— begin RECORDS FOR THIS TASK —

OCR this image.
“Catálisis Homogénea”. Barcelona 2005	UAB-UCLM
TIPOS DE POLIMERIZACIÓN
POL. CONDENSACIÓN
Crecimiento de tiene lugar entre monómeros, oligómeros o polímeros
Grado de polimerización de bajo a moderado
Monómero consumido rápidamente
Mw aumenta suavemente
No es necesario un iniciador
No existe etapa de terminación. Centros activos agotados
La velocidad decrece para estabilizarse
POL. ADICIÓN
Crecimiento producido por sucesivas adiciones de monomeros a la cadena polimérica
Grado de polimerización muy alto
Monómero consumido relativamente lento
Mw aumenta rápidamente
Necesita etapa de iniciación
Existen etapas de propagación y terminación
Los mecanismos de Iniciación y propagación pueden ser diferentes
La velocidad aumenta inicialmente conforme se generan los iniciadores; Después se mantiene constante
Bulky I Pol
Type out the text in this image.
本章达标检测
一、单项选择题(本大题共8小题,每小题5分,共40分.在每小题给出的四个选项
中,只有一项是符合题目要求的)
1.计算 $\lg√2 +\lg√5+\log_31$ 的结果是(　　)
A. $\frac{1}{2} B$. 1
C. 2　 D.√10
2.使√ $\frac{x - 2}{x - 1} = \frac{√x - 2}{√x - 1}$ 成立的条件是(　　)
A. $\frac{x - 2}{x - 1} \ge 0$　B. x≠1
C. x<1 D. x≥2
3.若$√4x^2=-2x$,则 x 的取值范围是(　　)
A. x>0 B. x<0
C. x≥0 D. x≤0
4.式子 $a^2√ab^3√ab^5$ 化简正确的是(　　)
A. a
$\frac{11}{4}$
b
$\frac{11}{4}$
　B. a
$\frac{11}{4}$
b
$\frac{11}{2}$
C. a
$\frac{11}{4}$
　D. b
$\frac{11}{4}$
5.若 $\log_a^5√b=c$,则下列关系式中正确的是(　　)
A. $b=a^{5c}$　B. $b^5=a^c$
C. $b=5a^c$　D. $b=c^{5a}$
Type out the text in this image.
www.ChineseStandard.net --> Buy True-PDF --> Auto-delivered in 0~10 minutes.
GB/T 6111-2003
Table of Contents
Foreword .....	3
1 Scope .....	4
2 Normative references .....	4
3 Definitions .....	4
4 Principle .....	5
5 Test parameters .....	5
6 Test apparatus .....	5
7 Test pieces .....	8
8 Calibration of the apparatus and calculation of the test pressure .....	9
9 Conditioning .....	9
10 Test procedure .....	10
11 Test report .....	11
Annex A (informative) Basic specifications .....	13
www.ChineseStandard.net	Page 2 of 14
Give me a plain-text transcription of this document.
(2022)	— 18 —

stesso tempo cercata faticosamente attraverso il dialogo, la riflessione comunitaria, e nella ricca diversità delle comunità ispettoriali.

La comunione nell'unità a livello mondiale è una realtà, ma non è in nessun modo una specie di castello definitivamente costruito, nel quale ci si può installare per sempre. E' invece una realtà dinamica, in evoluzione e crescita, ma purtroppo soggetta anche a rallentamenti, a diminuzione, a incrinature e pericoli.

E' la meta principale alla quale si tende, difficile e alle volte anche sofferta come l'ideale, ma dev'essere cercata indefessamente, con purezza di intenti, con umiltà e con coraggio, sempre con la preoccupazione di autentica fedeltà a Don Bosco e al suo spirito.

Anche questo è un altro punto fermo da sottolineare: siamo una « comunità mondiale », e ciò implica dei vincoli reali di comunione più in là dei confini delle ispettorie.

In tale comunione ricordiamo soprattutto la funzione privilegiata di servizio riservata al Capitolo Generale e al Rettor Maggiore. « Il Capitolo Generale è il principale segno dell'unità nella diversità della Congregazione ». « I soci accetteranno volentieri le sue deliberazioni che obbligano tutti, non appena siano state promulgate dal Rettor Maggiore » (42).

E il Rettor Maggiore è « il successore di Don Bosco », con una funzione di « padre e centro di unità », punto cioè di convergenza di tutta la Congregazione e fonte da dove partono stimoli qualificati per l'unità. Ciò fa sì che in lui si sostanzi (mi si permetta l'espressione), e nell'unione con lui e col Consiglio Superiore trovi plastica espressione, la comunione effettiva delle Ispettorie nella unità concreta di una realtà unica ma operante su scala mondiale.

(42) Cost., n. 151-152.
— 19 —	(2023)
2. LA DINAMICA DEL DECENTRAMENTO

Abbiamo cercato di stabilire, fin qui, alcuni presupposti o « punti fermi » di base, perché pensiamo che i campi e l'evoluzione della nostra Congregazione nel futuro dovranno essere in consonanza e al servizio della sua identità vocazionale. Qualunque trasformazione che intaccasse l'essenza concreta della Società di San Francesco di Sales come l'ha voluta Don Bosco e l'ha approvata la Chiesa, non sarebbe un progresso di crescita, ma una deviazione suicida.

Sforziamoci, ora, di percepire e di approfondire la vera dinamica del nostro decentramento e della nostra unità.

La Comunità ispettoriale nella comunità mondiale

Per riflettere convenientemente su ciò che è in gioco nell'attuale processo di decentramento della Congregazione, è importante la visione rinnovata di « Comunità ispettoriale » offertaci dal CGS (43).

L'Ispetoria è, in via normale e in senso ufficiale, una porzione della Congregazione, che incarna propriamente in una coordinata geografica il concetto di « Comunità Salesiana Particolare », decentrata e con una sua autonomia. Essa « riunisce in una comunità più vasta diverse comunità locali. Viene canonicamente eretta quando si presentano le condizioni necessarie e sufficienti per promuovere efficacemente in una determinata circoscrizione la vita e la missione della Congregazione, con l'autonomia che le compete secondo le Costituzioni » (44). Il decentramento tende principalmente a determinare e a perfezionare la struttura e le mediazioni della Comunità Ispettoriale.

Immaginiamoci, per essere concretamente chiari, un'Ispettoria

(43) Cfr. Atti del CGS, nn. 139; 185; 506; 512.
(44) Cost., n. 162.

— end RECORDS FOR THIS TASK —

§ YOUR TASK:
Repeat the data in its entirety, character for character.

§ THE REPLY:
OCR this image.
“Catálisis Homogénea”. Barcelona 2005	UAB-UCLM
TIPOS DE POLIMERIZACIÓN
POL. CONDENSACIÓN
Crecimiento de tiene lugar entre monómeros, oligómeros o polímeros
Grado de polimerización de bajo a moderado
Monómero consumido rápidamente
Mw aumenta suavemente
No es necesario un iniciador
No existe etapa de terminación. Centros activos agotados
La velocidad decrece para estabilizarse
POL. ADICIÓN
Crecimiento producido por sucesivas adiciones de monomeros a la cadena polimérica
Grado de polimerización muy alto
Monómero consumido relativamente lento
Mw aumenta rápidamente
Necesita etapa de iniciación
Existen etapas de propagación y terminación
Los mecanismos de Iniciación y propagación pueden ser diferentes
La velocidad aumenta inicialmente conforme se generan los iniciadores; Después se mantiene constante
Bulky I Pol
Type out the text in this image.
本章达标检测
一、单项选择题(本大题共8小题,每小题5分,共40分.在每小题给出的四个选项
中,只有一项是符合题目要求的)
1.计算 $\lg√2 +\lg√5+\log_31$ 的结果是(　　)
A. $\frac{1}{2} B$. 1
C. 2　 D.√10
2.使√ $\frac{x - 2}{x - 1} = \frac{√x - 2}{√x - 1}$ 成立的条件是(　　)
A. $\frac{x - 2}{x - 1} \ge 0$　B. x≠1
C. x<1 D. x≥2
3.若$√4x^2=-2x$,则 x 的取值范围是(　　)
A. x>0 B. x<0
C. x≥0 D. x≤0
4.式子 $a^2√ab^3√ab^5$ 化简正确的是(　　)
A. a
$\frac{11}{4}$
b
$\frac{11}{4}$
　B. a
$\frac{11}{4}$
b
$\frac{11}{2}$
C. a
$\frac{11}{4}$
　D. b
$\frac{11}{4}$
5.若 $\log_a^5√b=c$,则下列关系式中正确的是(　　)
A. $b=a^{5c}$　B. $b^5=a^c$
C. $b=5a^c$　D. $b=c^{5a}$
Type out the text in this image.
www.ChineseStandard.net --> Buy True-PDF --> Auto-delivered in 0~10 minutes.
GB/T 6111-2003
Table of Contents
Foreword .....	3
1 Scope .....	4
2 Normative references .....	4
3 Definitions .....	4
4 Principle .....	5
5 Test parameters .....	5
6 Test apparatus .....	5
7 Test pieces .....	8
8 Calibration of the apparatus and calculation of the test pressure .....	9
9 Conditioning .....	9
10 Test procedure .....	10
11 Test report .....	11
Annex A (informative) Basic specifications .....	13
www.ChineseStandard.net	Page 2 of 14
Give me a plain-text transcription of this document.
(2022)	— 18 —

stesso tempo cercata faticosamente attraverso il dialogo, la riflessione comunitaria, e nella ricca diversità delle comunità ispettoriali.

La comunione nell'unità a livello mondiale è una realtà, ma non è in nessun modo una specie di castello definitivamente costruito, nel quale ci si può installare per sempre. E' invece una realtà dinamica, in evoluzione e crescita, ma purtroppo soggetta anche a rallentamenti, a diminuzione, a incrinature e pericoli.

E' la meta principale alla quale si tende, difficile e alle volte anche sofferta come l'ideale, ma dev'essere cercata indefessamente, con purezza di intenti, con umiltà e con coraggio, sempre con la preoccupazione di autentica fedeltà a Don Bosco e al suo spirito.

Anche questo è un altro punto fermo da sottolineare: siamo una « comunità mondiale », e ciò implica dei vincoli reali di comunione più in là dei confini delle ispettorie.

In tale comunione ricordiamo soprattutto la funzione privilegiata di servizio riservata al Capitolo Generale e al Rettor Maggiore. « Il Capitolo Generale è il principale segno dell'unità nella diversità della Congregazione ». « I soci accetteranno volentieri le sue deliberazioni che obbligano tutti, non appena siano state promulgate dal Rettor Maggiore » (42).

E il Rettor Maggiore è « il successore di Don Bosco », con una funzione di « padre e centro di unità », punto cioè di convergenza di tutta la Congregazione e fonte da dove partono stimoli qualificati per l'unità. Ciò fa sì che in lui si sostanzi (mi si permetta l'espressione), e nell'unione con lui e col Consiglio Superiore trovi plastica espressione, la comunione effettiva delle Ispettorie nella unità concreta di una realtà unica ma operante su scala mondiale.

(42) Cost., n. 151-152.
— 19 —	(2023)
2. LA DINAMICA DEL DECENTRAMENTO

Abbiamo cercato di stabilire, fin qui, alcuni presupposti o « punti fermi » di base, perché pensiamo che i campi e l'evoluzione della nostra Congregazione nel futuro dovranno essere in consonanza e al servizio della sua identità vocazionale. Qualunque trasformazione che intaccasse l'essenza concreta della Società di San Francesco di Sales come l'ha voluta Don Bosco e l'ha approvata la Chiesa, non sarebbe un progresso di crescita, ma una deviazione suicida.

Sforziamoci, ora, di percepire e di approfondire la vera dinamica del nostro decentramento e della nostra unità.

La Comunità ispettoriale nella comunità mondiale

Per riflettere convenientemente su ciò che è in gioco nell'attuale processo di decentramento della Congregazione, è importante la visione rinnovata di « Comunità ispettoriale » offertaci dal CGS (43).

L'Ispetoria è, in via normale e in senso ufficiale, una porzione della Congregazione, che incarna propriamente in una coordinata geografica il concetto di « Comunità Salesiana Particolare », decentrata e con una sua autonomia. Essa « riunisce in una comunità più vasta diverse comunità locali. Viene canonicamente eretta quando si presentano le condizioni necessarie e sufficienti per promuovere efficacemente in una determinata circoscrizione la vita e la missione della Congregazione, con l'autonomia che le compete secondo le Costituzioni » (44). Il decentramento tende principalmente a determinare e a perfezionare la struttura e le mediazioni della Comunità Ispettoriale.

Immaginiamoci, per essere concretamente chiari, un'Ispettoria

(43) Cfr. Atti del CGS, nn. 139; 185; 506; 512.
(44) Cost., n. 162.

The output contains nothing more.